**Extracted records:**
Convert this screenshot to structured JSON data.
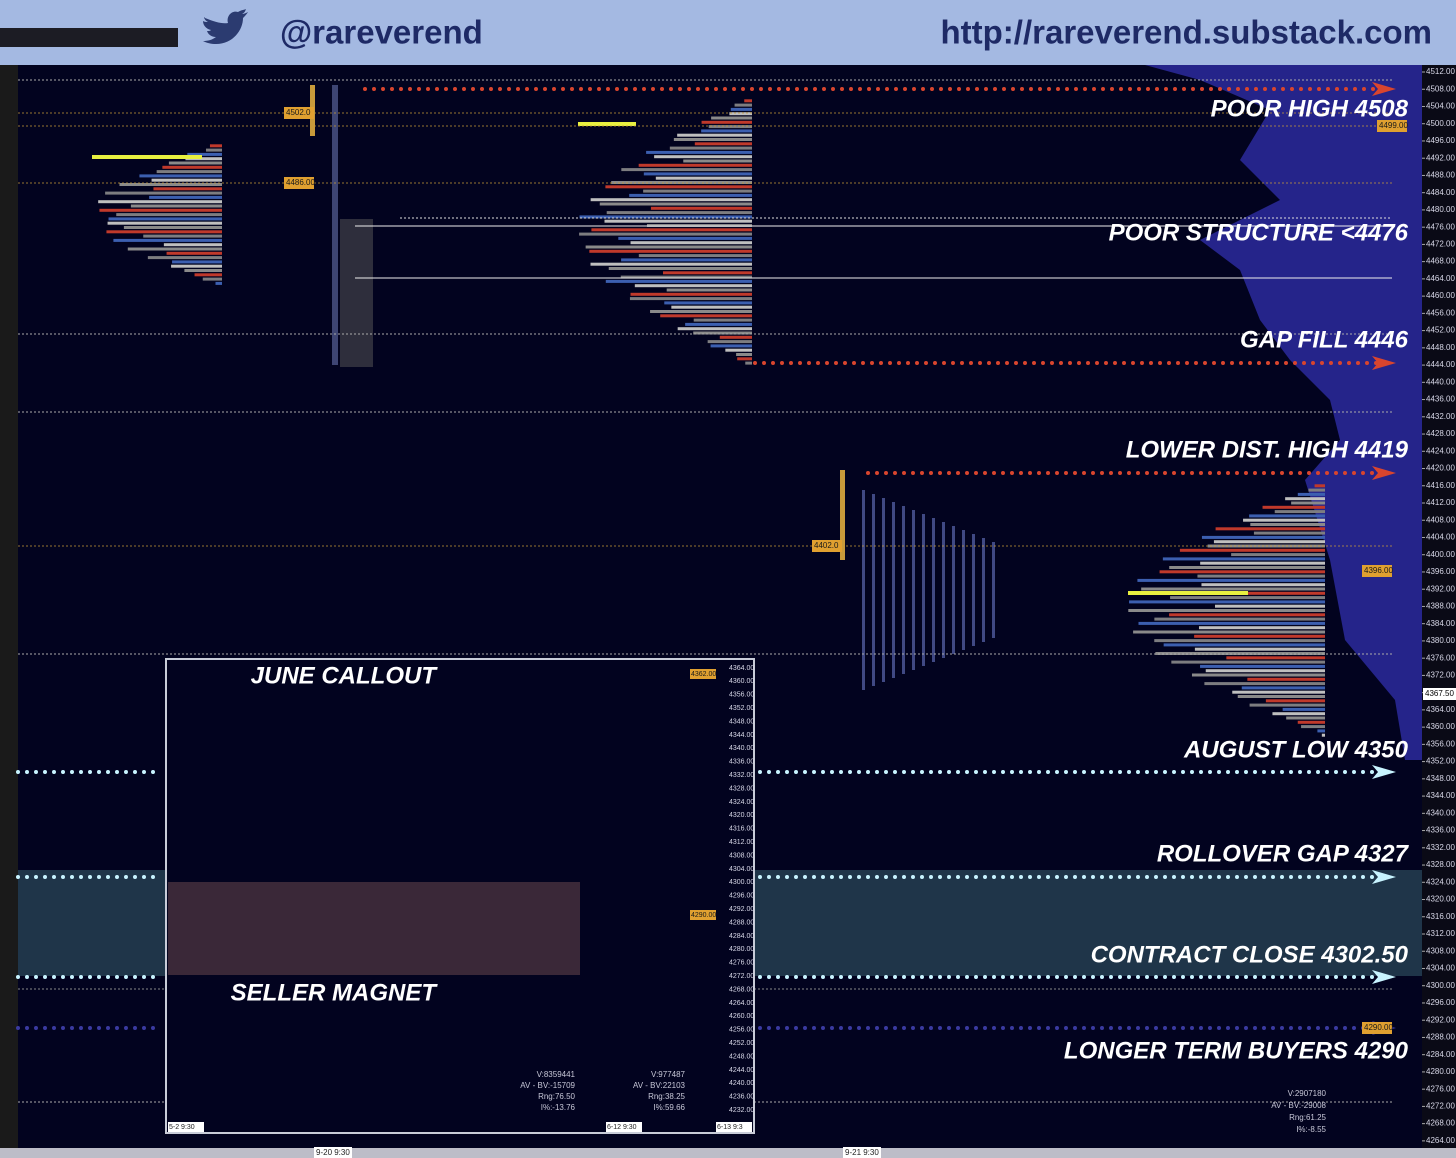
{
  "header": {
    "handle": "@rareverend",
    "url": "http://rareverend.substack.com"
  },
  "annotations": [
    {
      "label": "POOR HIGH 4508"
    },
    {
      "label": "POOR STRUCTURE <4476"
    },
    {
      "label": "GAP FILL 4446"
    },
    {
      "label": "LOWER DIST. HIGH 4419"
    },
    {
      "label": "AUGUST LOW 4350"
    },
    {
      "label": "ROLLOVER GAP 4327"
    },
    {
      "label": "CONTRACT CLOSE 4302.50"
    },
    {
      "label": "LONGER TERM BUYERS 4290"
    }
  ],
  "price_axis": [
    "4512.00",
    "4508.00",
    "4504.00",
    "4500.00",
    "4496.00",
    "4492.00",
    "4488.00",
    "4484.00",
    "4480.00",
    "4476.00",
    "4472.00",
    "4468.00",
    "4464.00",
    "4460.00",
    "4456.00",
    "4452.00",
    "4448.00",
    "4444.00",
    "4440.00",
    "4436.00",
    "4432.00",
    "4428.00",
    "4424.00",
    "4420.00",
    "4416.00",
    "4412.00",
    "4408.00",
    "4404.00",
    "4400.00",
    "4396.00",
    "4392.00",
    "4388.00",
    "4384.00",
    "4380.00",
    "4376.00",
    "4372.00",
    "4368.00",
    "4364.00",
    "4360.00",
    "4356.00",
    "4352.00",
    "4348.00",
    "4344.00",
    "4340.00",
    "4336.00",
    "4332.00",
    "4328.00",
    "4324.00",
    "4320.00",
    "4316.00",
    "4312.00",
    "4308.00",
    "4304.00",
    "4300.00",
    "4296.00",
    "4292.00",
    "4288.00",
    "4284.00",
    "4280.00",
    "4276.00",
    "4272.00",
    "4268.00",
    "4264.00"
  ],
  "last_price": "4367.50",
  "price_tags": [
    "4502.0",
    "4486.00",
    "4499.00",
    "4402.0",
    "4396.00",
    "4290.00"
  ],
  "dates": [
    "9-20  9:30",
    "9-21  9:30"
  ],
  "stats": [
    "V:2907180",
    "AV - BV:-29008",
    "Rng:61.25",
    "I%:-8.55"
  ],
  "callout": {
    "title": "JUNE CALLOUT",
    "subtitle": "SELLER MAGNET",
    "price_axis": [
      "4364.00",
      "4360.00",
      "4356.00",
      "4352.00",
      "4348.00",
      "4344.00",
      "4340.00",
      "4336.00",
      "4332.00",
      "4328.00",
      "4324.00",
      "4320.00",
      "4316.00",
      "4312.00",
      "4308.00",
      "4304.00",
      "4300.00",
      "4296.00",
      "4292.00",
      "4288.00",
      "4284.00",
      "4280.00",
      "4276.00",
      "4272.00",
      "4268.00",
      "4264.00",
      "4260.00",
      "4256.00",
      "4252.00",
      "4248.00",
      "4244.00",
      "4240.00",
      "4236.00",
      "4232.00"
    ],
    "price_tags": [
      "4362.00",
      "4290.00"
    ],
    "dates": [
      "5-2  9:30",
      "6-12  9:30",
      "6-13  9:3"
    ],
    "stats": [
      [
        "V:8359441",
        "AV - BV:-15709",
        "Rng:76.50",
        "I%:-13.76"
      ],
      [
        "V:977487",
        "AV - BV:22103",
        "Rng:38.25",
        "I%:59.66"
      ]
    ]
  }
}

**Work required:** Return all of the entries word for word, but omit the pictures.

**Result of the exercise:**
Convert this screenshot to structured JSON data.
{
  "header": {
    "handle": "@rareverend",
    "url": "http://rareverend.substack.com"
  },
  "annotations": [
    {
      "label": "POOR HIGH 4508"
    },
    {
      "label": "POOR STRUCTURE <4476"
    },
    {
      "label": "GAP FILL 4446"
    },
    {
      "label": "LOWER DIST. HIGH 4419"
    },
    {
      "label": "AUGUST LOW 4350"
    },
    {
      "label": "ROLLOVER GAP 4327"
    },
    {
      "label": "CONTRACT CLOSE 4302.50"
    },
    {
      "label": "LONGER TERM BUYERS 4290"
    }
  ],
  "price_axis": [
    "4512.00",
    "4508.00",
    "4504.00",
    "4500.00",
    "4496.00",
    "4492.00",
    "4488.00",
    "4484.00",
    "4480.00",
    "4476.00",
    "4472.00",
    "4468.00",
    "4464.00",
    "4460.00",
    "4456.00",
    "4452.00",
    "4448.00",
    "4444.00",
    "4440.00",
    "4436.00",
    "4432.00",
    "4428.00",
    "4424.00",
    "4420.00",
    "4416.00",
    "4412.00",
    "4408.00",
    "4404.00",
    "4400.00",
    "4396.00",
    "4392.00",
    "4388.00",
    "4384.00",
    "4380.00",
    "4376.00",
    "4372.00",
    "4368.00",
    "4364.00",
    "4360.00",
    "4356.00",
    "4352.00",
    "4348.00",
    "4344.00",
    "4340.00",
    "4336.00",
    "4332.00",
    "4328.00",
    "4324.00",
    "4320.00",
    "4316.00",
    "4312.00",
    "4308.00",
    "4304.00",
    "4300.00",
    "4296.00",
    "4292.00",
    "4288.00",
    "4284.00",
    "4280.00",
    "4276.00",
    "4272.00",
    "4268.00",
    "4264.00"
  ],
  "last_price": "4367.50",
  "price_tags": [
    "4502.0",
    "4486.00",
    "4499.00",
    "4402.0",
    "4396.00",
    "4290.00"
  ],
  "dates": [
    "9-20  9:30",
    "9-21  9:30"
  ],
  "stats": [
    "V:2907180",
    "AV - BV:-29008",
    "Rng:61.25",
    "I%:-8.55"
  ],
  "callout": {
    "title": "JUNE CALLOUT",
    "subtitle": "SELLER MAGNET",
    "price_axis": [
      "4364.00",
      "4360.00",
      "4356.00",
      "4352.00",
      "4348.00",
      "4344.00",
      "4340.00",
      "4336.00",
      "4332.00",
      "4328.00",
      "4324.00",
      "4320.00",
      "4316.00",
      "4312.00",
      "4308.00",
      "4304.00",
      "4300.00",
      "4296.00",
      "4292.00",
      "4288.00",
      "4284.00",
      "4280.00",
      "4276.00",
      "4272.00",
      "4268.00",
      "4264.00",
      "4260.00",
      "4256.00",
      "4252.00",
      "4248.00",
      "4244.00",
      "4240.00",
      "4236.00",
      "4232.00"
    ],
    "price_tags": [
      "4362.00",
      "4290.00"
    ],
    "dates": [
      "5-2  9:30",
      "6-12  9:30",
      "6-13  9:3"
    ],
    "stats": [
      [
        "V:8359441",
        "AV - BV:-15709",
        "Rng:76.50",
        "I%:-13.76"
      ],
      [
        "V:977487",
        "AV - BV:22103",
        "Rng:38.25",
        "I%:59.66"
      ]
    ]
  }
}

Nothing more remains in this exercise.